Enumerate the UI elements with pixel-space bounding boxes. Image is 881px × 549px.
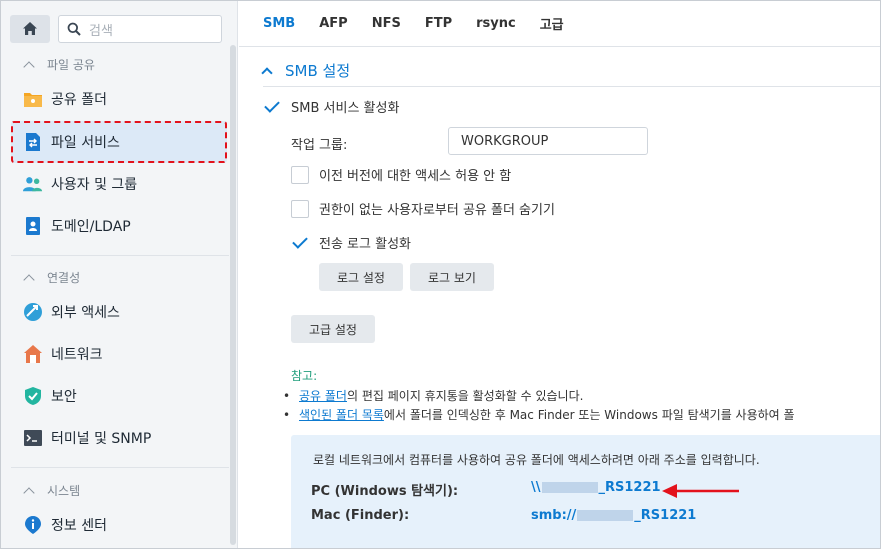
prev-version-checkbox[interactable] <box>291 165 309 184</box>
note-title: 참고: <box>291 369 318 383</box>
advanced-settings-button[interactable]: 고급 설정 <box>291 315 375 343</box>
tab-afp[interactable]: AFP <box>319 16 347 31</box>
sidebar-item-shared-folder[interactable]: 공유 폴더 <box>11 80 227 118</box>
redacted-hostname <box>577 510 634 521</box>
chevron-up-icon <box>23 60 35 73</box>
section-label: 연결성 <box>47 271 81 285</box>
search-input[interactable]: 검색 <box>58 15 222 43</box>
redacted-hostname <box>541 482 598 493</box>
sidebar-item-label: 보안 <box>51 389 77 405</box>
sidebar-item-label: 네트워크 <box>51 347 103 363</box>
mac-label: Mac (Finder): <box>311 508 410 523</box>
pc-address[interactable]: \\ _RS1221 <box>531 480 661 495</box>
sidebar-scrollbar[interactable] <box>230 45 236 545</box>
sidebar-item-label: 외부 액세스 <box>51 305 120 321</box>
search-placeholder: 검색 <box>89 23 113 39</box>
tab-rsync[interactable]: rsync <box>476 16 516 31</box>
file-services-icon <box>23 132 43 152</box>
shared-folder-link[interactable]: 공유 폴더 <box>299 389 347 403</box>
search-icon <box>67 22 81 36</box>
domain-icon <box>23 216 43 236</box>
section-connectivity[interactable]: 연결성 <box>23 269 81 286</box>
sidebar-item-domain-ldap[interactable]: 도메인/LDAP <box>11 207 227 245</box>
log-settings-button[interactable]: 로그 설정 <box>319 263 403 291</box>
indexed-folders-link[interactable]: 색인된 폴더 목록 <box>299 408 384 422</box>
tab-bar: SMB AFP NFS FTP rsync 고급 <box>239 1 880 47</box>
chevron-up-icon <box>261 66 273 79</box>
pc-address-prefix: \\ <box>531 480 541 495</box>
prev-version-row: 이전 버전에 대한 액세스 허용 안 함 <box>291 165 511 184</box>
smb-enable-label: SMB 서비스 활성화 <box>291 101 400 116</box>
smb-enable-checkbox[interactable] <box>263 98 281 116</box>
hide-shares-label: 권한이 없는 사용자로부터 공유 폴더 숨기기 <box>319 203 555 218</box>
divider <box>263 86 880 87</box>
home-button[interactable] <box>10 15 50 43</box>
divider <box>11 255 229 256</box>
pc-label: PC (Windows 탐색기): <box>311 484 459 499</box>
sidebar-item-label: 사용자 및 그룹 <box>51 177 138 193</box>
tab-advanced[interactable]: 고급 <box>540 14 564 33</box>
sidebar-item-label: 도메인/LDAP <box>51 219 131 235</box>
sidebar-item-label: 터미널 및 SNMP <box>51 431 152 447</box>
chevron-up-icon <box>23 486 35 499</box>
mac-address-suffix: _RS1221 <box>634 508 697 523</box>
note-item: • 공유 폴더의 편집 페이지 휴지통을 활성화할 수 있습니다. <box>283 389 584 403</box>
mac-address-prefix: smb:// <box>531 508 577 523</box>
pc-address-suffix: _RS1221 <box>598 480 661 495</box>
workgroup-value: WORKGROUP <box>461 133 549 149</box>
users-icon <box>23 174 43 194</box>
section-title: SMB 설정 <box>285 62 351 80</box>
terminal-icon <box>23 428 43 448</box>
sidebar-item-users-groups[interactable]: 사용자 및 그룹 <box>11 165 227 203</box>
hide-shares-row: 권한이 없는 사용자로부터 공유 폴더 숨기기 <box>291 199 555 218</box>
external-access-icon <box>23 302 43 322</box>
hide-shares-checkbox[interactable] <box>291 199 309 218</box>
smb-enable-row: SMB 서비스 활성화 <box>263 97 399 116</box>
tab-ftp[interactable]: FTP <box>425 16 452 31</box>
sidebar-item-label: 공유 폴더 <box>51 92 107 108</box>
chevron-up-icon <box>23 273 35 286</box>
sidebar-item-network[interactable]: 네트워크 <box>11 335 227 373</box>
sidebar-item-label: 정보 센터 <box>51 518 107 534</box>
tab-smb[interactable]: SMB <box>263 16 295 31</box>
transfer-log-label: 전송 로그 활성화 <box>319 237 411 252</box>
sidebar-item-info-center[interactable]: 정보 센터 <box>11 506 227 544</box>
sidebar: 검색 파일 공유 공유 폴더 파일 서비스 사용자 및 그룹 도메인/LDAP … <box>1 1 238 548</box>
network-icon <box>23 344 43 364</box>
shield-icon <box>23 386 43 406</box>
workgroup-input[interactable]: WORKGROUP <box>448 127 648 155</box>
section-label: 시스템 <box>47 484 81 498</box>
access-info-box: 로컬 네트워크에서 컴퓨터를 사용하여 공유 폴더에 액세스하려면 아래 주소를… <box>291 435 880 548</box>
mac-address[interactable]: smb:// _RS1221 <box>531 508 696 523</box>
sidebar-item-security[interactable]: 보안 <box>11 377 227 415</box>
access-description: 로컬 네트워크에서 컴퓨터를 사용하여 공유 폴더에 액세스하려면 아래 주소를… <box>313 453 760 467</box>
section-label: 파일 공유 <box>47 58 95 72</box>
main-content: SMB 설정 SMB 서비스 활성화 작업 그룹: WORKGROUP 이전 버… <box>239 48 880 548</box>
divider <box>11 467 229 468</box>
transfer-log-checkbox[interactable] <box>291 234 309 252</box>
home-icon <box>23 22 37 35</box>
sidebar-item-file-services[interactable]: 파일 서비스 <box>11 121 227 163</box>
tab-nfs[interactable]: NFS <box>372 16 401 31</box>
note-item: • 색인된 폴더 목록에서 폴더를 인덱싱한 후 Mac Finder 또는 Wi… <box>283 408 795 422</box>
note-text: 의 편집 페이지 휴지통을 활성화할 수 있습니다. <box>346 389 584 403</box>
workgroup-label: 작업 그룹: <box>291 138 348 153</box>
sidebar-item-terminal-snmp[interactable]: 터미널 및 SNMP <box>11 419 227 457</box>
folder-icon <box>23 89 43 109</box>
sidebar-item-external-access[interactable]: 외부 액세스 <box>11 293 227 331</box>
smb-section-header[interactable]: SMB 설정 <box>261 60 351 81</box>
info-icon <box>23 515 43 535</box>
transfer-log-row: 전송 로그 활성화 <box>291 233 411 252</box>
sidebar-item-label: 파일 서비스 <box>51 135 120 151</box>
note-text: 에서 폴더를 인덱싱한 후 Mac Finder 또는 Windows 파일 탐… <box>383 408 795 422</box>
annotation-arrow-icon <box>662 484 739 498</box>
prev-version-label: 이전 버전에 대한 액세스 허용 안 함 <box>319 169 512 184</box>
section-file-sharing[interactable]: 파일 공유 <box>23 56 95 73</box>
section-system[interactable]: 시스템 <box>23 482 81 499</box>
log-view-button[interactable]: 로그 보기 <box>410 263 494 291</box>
++++++
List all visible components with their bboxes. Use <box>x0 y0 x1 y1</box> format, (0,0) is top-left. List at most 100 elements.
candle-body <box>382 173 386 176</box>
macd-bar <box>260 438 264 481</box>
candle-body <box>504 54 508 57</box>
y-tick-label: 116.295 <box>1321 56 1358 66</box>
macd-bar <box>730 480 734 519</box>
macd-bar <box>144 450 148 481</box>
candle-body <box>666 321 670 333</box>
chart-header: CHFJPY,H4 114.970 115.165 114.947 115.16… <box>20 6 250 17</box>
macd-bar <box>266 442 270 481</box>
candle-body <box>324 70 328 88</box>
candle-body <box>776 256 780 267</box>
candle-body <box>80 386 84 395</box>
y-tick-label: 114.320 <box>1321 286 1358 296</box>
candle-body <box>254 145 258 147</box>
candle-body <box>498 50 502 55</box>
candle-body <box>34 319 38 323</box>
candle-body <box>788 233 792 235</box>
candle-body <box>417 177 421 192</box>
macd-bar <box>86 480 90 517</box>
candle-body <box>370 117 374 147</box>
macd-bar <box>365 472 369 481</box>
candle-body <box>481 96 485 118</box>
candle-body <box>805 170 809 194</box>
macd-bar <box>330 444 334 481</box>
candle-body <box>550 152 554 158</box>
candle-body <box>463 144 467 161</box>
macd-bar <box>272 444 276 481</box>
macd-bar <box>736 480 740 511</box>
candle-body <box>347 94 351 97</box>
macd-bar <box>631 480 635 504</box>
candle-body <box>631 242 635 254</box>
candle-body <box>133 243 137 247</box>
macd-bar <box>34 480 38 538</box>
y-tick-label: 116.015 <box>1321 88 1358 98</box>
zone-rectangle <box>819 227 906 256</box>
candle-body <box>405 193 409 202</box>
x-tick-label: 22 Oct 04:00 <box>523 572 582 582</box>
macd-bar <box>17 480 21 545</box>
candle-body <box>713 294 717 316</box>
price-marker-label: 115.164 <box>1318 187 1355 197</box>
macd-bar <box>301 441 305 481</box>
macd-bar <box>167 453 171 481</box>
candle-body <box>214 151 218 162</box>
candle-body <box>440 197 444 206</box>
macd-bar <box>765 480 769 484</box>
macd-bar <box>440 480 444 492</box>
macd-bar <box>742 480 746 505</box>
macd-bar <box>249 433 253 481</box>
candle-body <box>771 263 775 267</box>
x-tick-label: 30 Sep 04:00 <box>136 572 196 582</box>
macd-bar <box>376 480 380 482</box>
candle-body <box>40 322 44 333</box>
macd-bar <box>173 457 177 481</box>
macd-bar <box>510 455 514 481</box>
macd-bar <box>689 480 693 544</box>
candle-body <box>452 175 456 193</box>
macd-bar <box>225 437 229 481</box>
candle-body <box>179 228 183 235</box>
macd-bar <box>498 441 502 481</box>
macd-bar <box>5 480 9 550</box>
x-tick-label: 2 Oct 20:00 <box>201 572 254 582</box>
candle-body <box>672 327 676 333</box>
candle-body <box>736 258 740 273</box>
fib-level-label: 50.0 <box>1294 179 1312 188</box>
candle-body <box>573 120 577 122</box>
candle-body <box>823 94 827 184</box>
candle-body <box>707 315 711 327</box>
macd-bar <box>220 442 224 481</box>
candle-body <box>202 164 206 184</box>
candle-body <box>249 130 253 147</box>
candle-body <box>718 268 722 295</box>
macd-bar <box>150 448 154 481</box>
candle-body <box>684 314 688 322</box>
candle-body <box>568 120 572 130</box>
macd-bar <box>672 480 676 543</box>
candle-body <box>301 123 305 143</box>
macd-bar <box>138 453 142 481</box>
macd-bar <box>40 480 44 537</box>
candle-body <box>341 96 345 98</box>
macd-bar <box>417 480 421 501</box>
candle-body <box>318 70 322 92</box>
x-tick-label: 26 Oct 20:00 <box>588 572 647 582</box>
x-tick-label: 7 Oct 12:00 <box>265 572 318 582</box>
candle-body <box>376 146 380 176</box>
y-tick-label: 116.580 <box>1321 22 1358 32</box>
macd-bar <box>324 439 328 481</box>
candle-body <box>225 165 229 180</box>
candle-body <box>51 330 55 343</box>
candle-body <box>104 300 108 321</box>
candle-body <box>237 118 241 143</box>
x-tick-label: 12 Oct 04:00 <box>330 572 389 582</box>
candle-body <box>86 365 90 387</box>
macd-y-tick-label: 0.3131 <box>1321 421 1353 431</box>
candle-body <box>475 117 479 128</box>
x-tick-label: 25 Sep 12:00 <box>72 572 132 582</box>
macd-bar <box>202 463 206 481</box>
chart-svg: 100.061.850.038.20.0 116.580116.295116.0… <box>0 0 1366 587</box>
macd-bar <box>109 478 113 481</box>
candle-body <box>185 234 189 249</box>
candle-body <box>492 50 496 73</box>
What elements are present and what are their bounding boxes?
++++++
» What to do: Reproduce verbatim the data running from the line containing "prev-version-checkbox[interactable] <box>291 165" through the line containing "sidebar-scrollbar[interactable] <box>230 45", inclusive of both.

» Written response:
prev-version-checkbox[interactable] <box>291 165 309 184</box>
note-title: 참고: <box>291 369 318 383</box>
advanced-settings-button[interactable]: 고급 설정 <box>291 315 375 343</box>
tab-afp[interactable]: AFP <box>319 16 347 31</box>
sidebar-item-shared-folder[interactable]: 공유 폴더 <box>11 80 227 118</box>
redacted-hostname <box>577 510 634 521</box>
chevron-up-icon <box>23 60 35 73</box>
section-label: 연결성 <box>47 271 81 285</box>
search-input[interactable]: 검색 <box>58 15 222 43</box>
redacted-hostname <box>541 482 598 493</box>
sidebar-item-label: 보안 <box>51 389 77 405</box>
sidebar-item-label: 네트워크 <box>51 347 103 363</box>
mac-label: Mac (Finder): <box>311 508 410 523</box>
pc-address[interactable]: \\ _RS1221 <box>531 480 661 495</box>
sidebar-scrollbar[interactable] <box>230 45 236 545</box>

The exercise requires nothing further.